▶ Records from a data collection:
• • • • •

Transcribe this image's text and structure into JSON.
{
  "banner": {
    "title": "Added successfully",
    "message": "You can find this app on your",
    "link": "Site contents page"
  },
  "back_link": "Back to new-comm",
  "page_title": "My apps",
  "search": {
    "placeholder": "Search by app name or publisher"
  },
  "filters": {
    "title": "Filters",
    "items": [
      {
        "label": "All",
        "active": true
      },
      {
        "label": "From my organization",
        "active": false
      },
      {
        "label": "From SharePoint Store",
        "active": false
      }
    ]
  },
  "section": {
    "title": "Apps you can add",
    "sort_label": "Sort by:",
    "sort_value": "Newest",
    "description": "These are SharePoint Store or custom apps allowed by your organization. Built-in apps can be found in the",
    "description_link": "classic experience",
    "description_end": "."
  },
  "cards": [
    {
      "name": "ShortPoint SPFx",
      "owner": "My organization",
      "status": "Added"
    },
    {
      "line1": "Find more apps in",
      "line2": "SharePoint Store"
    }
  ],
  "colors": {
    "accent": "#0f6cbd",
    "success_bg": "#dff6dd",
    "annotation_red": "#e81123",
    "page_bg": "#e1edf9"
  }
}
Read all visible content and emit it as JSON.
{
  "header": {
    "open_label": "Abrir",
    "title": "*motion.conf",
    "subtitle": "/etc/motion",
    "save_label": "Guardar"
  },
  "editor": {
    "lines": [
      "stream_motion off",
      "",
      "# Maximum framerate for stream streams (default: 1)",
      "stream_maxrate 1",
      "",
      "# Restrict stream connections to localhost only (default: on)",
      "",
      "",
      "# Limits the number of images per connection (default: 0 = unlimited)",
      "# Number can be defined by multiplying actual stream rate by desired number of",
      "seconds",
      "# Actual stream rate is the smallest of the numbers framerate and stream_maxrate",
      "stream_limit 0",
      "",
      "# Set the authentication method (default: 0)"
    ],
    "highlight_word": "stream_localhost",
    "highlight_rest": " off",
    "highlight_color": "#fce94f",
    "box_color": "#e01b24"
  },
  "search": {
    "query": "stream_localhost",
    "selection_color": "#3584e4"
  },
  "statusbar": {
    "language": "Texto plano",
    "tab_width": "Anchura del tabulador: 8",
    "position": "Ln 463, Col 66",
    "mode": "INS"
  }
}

• • • • •

▶ REQUIRED WORK: Reproduce all the data word for word.

▶ REPLY TO THE TASK:
Transcribe this image's text and structure into JSON.
{
  "banner": {
    "title": "Added successfully",
    "message": "You can find this app on your",
    "link": "Site contents page"
  },
  "back_link": "Back to new-comm",
  "page_title": "My apps",
  "search": {
    "placeholder": "Search by app name or publisher"
  },
  "filters": {
    "title": "Filters",
    "items": [
      {
        "label": "All",
        "active": true
      },
      {
        "label": "From my organization",
        "active": false
      },
      {
        "label": "From SharePoint Store",
        "active": false
      }
    ]
  },
  "section": {
    "title": "Apps you can add",
    "sort_label": "Sort by:",
    "sort_value": "Newest",
    "description": "These are SharePoint Store or custom apps allowed by your organization. Built-in apps can be found in the",
    "description_link": "classic experience",
    "description_end": "."
  },
  "cards": [
    {
      "name": "ShortPoint SPFx",
      "owner": "My organization",
      "status": "Added"
    },
    {
      "line1": "Find more apps in",
      "line2": "SharePoint Store"
    }
  ],
  "colors": {
    "accent": "#0f6cbd",
    "success_bg": "#dff6dd",
    "annotation_red": "#e81123",
    "page_bg": "#e1edf9"
  }
}
Read all visible content and emit it as JSON.
{
  "header": {
    "open_label": "Abrir",
    "title": "*motion.conf",
    "subtitle": "/etc/motion",
    "save_label": "Guardar"
  },
  "editor": {
    "lines": [
      "stream_motion off",
      "",
      "# Maximum framerate for stream streams (default: 1)",
      "stream_maxrate 1",
      "",
      "# Restrict stream connections to localhost only (default: on)",
      "",
      "",
      "# Limits the number of images per connection (default: 0 = unlimited)",
      "# Number can be defined by multiplying actual stream rate by desired number of",
      "seconds",
      "# Actual stream rate is the smallest of the numbers framerate and stream_maxrate",
      "stream_limit 0",
      "",
      "# Set the authentication method (default: 0)"
    ],
    "highlight_word": "stream_localhost",
    "highlight_rest": " off",
    "highlight_color": "#fce94f",
    "box_color": "#e01b24"
  },
  "search": {
    "query": "stream_localhost",
    "selection_color": "#3584e4"
  },
  "statusbar": {
    "language": "Texto plano",
    "tab_width": "Anchura del tabulador: 8",
    "position": "Ln 463, Col 66",
    "mode": "INS"
  }
}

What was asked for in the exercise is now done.